What to produce: Filter the entries below, keeping every line that has the word "ДОЛГА".

Input data:
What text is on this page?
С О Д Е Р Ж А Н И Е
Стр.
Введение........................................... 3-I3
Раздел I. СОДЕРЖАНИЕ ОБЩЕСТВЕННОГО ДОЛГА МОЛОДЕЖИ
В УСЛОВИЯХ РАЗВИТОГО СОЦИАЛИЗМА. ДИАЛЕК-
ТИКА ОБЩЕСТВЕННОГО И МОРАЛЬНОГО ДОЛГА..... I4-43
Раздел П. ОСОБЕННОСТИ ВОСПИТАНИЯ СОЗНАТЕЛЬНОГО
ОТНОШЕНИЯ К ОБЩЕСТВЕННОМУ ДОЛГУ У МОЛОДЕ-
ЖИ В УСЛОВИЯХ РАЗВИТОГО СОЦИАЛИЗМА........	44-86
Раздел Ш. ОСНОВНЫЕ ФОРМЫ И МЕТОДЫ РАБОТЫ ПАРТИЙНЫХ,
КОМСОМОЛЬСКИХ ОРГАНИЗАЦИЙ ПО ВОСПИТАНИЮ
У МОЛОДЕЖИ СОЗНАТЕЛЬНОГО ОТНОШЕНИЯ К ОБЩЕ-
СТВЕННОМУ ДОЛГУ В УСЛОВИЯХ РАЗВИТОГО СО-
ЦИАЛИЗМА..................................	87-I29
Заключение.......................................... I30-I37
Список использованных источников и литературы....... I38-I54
* * *
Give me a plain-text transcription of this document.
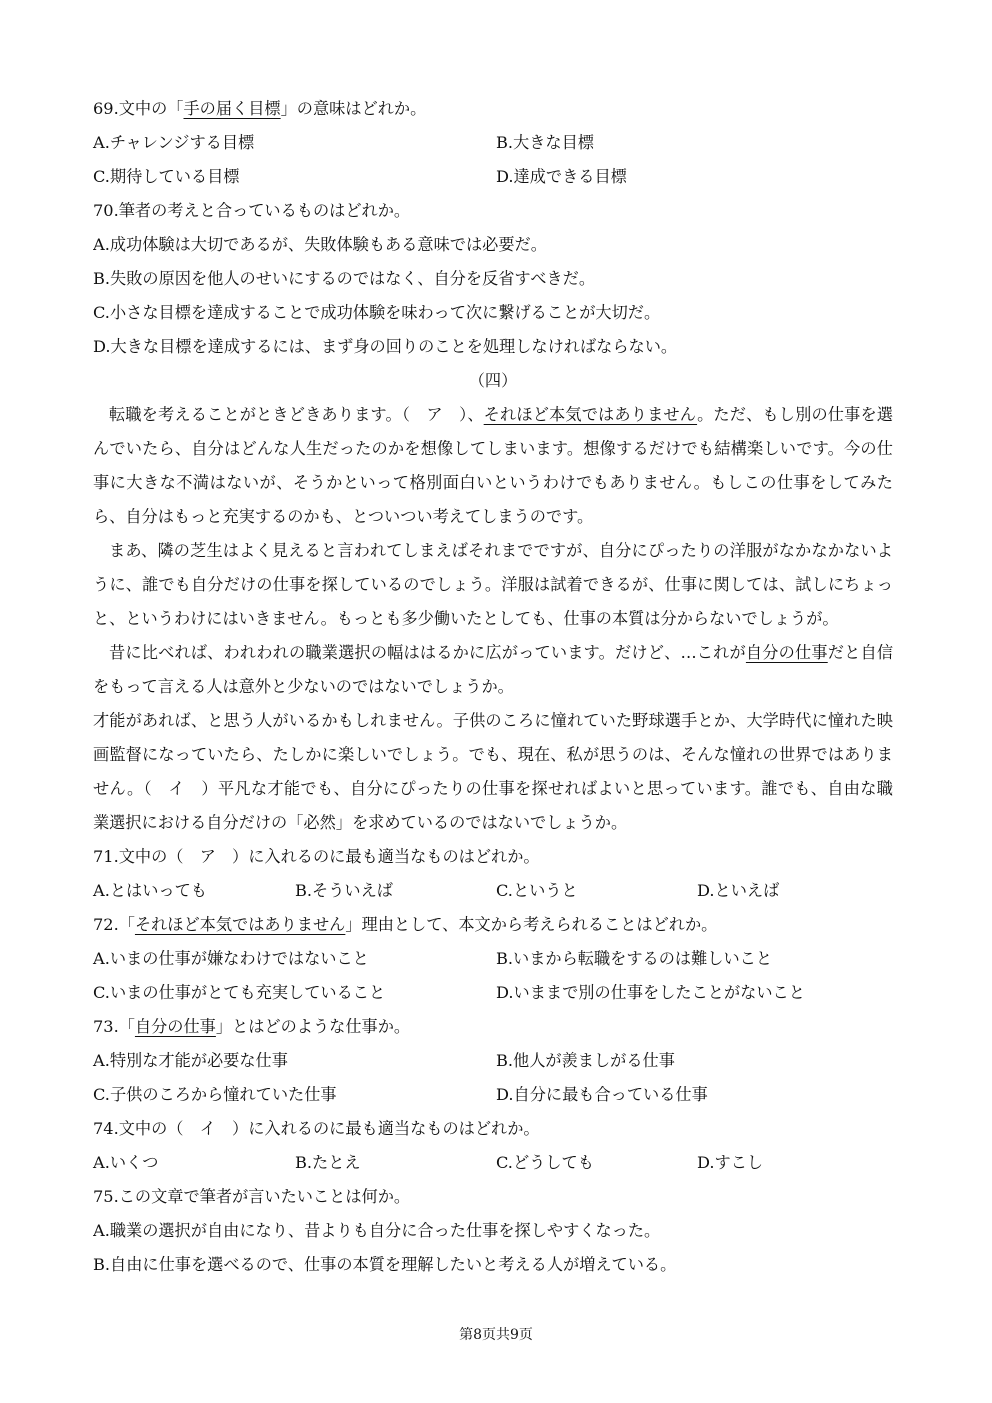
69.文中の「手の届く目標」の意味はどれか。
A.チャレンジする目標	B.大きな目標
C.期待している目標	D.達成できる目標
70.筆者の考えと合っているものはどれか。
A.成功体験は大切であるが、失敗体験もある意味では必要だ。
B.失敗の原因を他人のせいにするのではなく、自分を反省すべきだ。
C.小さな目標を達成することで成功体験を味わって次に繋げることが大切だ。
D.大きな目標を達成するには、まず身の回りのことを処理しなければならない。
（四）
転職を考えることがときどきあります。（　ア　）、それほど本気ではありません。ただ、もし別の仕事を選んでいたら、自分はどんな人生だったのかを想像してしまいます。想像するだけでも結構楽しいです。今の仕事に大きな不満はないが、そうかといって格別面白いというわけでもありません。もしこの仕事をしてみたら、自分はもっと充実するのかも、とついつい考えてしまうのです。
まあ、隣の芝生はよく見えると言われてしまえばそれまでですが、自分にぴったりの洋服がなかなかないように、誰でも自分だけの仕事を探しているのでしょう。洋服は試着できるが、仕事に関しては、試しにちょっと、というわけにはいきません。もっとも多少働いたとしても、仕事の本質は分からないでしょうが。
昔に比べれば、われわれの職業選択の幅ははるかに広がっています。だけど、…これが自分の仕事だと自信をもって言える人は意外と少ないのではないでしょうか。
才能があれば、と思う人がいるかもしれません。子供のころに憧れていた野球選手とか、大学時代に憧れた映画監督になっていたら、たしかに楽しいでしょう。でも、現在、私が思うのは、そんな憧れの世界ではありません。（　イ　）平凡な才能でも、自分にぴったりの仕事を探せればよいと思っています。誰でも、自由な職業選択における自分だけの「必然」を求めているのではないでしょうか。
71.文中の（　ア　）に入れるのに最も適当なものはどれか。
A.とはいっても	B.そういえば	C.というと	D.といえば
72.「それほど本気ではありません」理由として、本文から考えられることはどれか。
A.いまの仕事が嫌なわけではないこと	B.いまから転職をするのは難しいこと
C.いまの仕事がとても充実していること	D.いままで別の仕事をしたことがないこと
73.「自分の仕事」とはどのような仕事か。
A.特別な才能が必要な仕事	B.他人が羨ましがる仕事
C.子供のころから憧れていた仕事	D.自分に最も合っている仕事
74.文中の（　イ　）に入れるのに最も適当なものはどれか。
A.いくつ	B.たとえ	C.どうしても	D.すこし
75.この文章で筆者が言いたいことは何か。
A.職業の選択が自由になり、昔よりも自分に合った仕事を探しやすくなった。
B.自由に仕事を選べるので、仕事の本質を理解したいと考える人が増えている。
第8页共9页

Finished exercise:
Раздел I. СОДЕРЖАНИЕ ОБЩЕСТВЕННОГО ДОЛГА МОЛОДЕЖИ
ТИКА ОБЩЕСТВЕННОГО И МОРАЛЬНОГО ДОЛГА..... I4-43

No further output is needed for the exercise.